* BEGIN *

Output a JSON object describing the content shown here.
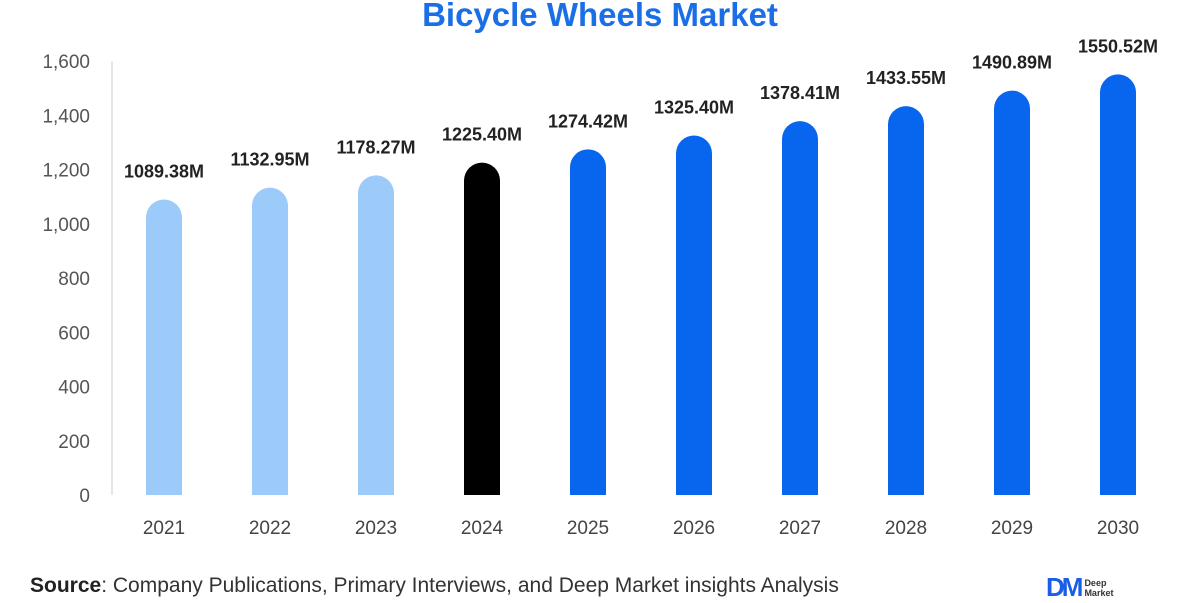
{
  "chart_data": {
    "type": "bar",
    "title": "Bicycle Wheels Market",
    "xlabel": "",
    "ylabel": "",
    "ylim": [
      0,
      1600
    ],
    "yticks": [
      "0",
      "200",
      "400",
      "600",
      "800",
      "1,000",
      "1,200",
      "1,400",
      "1,600"
    ],
    "categories": [
      "2021",
      "2022",
      "2023",
      "2024",
      "2025",
      "2026",
      "2027",
      "2028",
      "2029",
      "2030"
    ],
    "values": [
      1089.38,
      1132.95,
      1178.27,
      1225.4,
      1274.42,
      1325.4,
      1378.41,
      1433.55,
      1490.89,
      1550.52
    ],
    "data_labels": [
      "1089.38M",
      "1132.95M",
      "1178.27M",
      "1225.40M",
      "1274.42M",
      "1325.40M",
      "1378.41M",
      "1433.55M",
      "1490.89M",
      "1550.52M"
    ],
    "bar_colors": [
      "#9ccaf9",
      "#9ccaf9",
      "#9ccaf9",
      "#000000",
      "#0866ee",
      "#0866ee",
      "#0866ee",
      "#0866ee",
      "#0866ee",
      "#0866ee"
    ],
    "grid": false,
    "legend": "none"
  },
  "source": {
    "label": "Source",
    "text": ": Company Publications, Primary Interviews, and Deep Market insights Analysis"
  },
  "logo": {
    "mark": "DM",
    "text1": "Deep",
    "text2": "Market"
  }
}
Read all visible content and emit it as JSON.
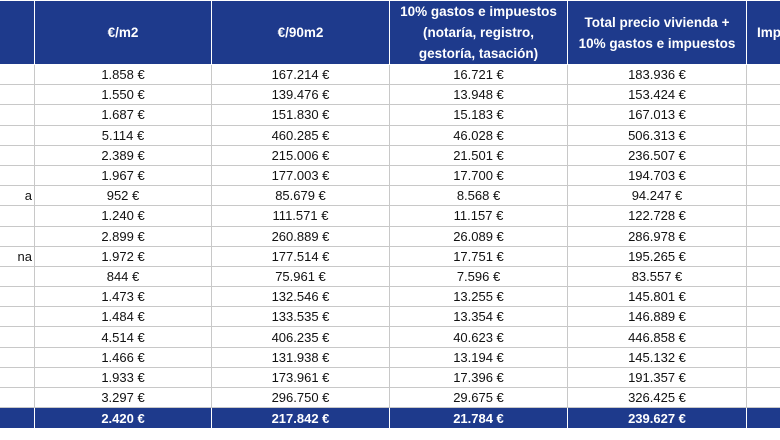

* END *

* PROBLEM TO WORK ON: Gather every line from the entries above where the word "content" appears, and copy them.

* SOLUTION TO THE PROBLEM:
Output a JSON object describing the content shown here.
Read all visible content and emit it as JSON.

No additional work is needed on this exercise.